Stored data entries:
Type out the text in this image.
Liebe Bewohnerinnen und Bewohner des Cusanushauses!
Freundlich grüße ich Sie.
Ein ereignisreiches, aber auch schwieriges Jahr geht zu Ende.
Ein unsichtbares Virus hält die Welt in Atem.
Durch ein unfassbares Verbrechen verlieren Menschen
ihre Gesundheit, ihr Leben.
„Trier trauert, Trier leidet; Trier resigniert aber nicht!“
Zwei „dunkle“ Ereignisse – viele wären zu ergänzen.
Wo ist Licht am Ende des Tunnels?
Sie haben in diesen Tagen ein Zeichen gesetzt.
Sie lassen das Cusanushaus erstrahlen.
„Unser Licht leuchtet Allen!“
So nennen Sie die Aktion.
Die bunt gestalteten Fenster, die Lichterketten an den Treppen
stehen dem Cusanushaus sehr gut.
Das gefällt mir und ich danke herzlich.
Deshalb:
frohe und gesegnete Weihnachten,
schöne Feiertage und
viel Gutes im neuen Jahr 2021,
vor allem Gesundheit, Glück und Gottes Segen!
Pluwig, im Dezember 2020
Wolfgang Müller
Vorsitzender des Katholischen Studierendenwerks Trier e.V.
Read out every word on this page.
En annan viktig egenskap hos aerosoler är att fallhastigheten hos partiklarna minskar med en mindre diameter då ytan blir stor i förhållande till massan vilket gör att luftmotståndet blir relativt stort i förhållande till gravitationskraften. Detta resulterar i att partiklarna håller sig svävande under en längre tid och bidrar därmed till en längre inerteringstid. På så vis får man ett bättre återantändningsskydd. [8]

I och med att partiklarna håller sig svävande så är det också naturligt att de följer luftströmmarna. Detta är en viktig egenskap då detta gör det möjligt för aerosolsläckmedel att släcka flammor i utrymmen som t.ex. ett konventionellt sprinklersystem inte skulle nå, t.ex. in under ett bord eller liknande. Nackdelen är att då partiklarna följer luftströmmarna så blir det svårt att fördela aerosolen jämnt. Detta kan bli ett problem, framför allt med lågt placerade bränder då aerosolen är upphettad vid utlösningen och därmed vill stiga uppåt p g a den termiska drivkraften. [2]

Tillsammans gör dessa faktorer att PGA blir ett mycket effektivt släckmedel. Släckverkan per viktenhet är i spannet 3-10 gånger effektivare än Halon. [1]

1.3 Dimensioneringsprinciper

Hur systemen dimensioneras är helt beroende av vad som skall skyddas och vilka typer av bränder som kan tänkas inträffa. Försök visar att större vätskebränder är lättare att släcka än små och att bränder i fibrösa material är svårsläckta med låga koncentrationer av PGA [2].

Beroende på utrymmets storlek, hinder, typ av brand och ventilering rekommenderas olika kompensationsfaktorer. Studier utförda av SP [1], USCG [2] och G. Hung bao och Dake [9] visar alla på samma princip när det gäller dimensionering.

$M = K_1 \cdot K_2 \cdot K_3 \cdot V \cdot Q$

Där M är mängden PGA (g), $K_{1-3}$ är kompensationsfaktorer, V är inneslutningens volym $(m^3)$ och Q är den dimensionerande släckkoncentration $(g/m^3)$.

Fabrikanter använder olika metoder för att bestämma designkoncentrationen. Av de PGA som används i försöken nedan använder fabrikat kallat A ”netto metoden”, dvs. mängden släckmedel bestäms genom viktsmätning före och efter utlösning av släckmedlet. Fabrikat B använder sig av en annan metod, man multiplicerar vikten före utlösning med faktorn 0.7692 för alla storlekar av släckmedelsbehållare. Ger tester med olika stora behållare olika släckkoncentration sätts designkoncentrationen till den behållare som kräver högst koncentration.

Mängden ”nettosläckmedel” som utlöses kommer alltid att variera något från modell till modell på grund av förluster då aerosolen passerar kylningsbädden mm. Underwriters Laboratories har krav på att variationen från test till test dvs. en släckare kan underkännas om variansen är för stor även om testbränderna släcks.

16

- TASK DETAILS -
Would you set the entries down again, exactly as they were written?

- RESPONSE TO THE EXERCISE -
Type out the text in this image.
Liebe Bewohnerinnen und Bewohner des Cusanushauses!
Freundlich grüße ich Sie.
Ein ereignisreiches, aber auch schwieriges Jahr geht zu Ende.
Ein unsichtbares Virus hält die Welt in Atem.
Durch ein unfassbares Verbrechen verlieren Menschen
ihre Gesundheit, ihr Leben.
„Trier trauert, Trier leidet; Trier resigniert aber nicht!“
Zwei „dunkle“ Ereignisse – viele wären zu ergänzen.
Wo ist Licht am Ende des Tunnels?
Sie haben in diesen Tagen ein Zeichen gesetzt.
Sie lassen das Cusanushaus erstrahlen.
„Unser Licht leuchtet Allen!“
So nennen Sie die Aktion.
Die bunt gestalteten Fenster, die Lichterketten an den Treppen
stehen dem Cusanushaus sehr gut.
Das gefällt mir und ich danke herzlich.
Deshalb:
frohe und gesegnete Weihnachten,
schöne Feiertage und
viel Gutes im neuen Jahr 2021,
vor allem Gesundheit, Glück und Gottes Segen!
Pluwig, im Dezember 2020
Wolfgang Müller
Vorsitzender des Katholischen Studierendenwerks Trier e.V.
Read out every word on this page.
En annan viktig egenskap hos aerosoler är att fallhastigheten hos partiklarna minskar med en mindre diameter då ytan blir stor i förhållande till massan vilket gör att luftmotståndet blir relativt stort i förhållande till gravitationskraften. Detta resulterar i att partiklarna håller sig svävande under en längre tid och bidrar därmed till en längre inerteringstid. På så vis får man ett bättre återantändningsskydd. [8]

I och med att partiklarna håller sig svävande så är det också naturligt att de följer luftströmmarna. Detta är en viktig egenskap då detta gör det möjligt för aerosolsläckmedel att släcka flammor i utrymmen som t.ex. ett konventionellt sprinklersystem inte skulle nå, t.ex. in under ett bord eller liknande. Nackdelen är att då partiklarna följer luftströmmarna så blir det svårt att fördela aerosolen jämnt. Detta kan bli ett problem, framför allt med lågt placerade bränder då aerosolen är upphettad vid utlösningen och därmed vill stiga uppåt p g a den termiska drivkraften. [2]

Tillsammans gör dessa faktorer att PGA blir ett mycket effektivt släckmedel. Släckverkan per viktenhet är i spannet 3-10 gånger effektivare än Halon. [1]

1.3 Dimensioneringsprinciper

Hur systemen dimensioneras är helt beroende av vad som skall skyddas och vilka typer av bränder som kan tänkas inträffa. Försök visar att större vätskebränder är lättare att släcka än små och att bränder i fibrösa material är svårsläckta med låga koncentrationer av PGA [2].

Beroende på utrymmets storlek, hinder, typ av brand och ventilering rekommenderas olika kompensationsfaktorer. Studier utförda av SP [1], USCG [2] och G. Hung bao och Dake [9] visar alla på samma princip när det gäller dimensionering.

$M = K_1 \cdot K_2 \cdot K_3 \cdot V \cdot Q$

Där M är mängden PGA (g), $K_{1-3}$ är kompensationsfaktorer, V är inneslutningens volym $(m^3)$ och Q är den dimensionerande släckkoncentration $(g/m^3)$.

Fabrikanter använder olika metoder för att bestämma designkoncentrationen. Av de PGA som används i försöken nedan använder fabrikat kallat A ”netto metoden”, dvs. mängden släckmedel bestäms genom viktsmätning före och efter utlösning av släckmedlet. Fabrikat B använder sig av en annan metod, man multiplicerar vikten före utlösning med faktorn 0.7692 för alla storlekar av släckmedelsbehållare. Ger tester med olika stora behållare olika släckkoncentration sätts designkoncentrationen till den behållare som kräver högst koncentration.

Mängden ”nettosläckmedel” som utlöses kommer alltid att variera något från modell till modell på grund av förluster då aerosolen passerar kylningsbädden mm. Underwriters Laboratories har krav på att variationen från test till test dvs. en släckare kan underkännas om variansen är för stor även om testbränderna släcks.

16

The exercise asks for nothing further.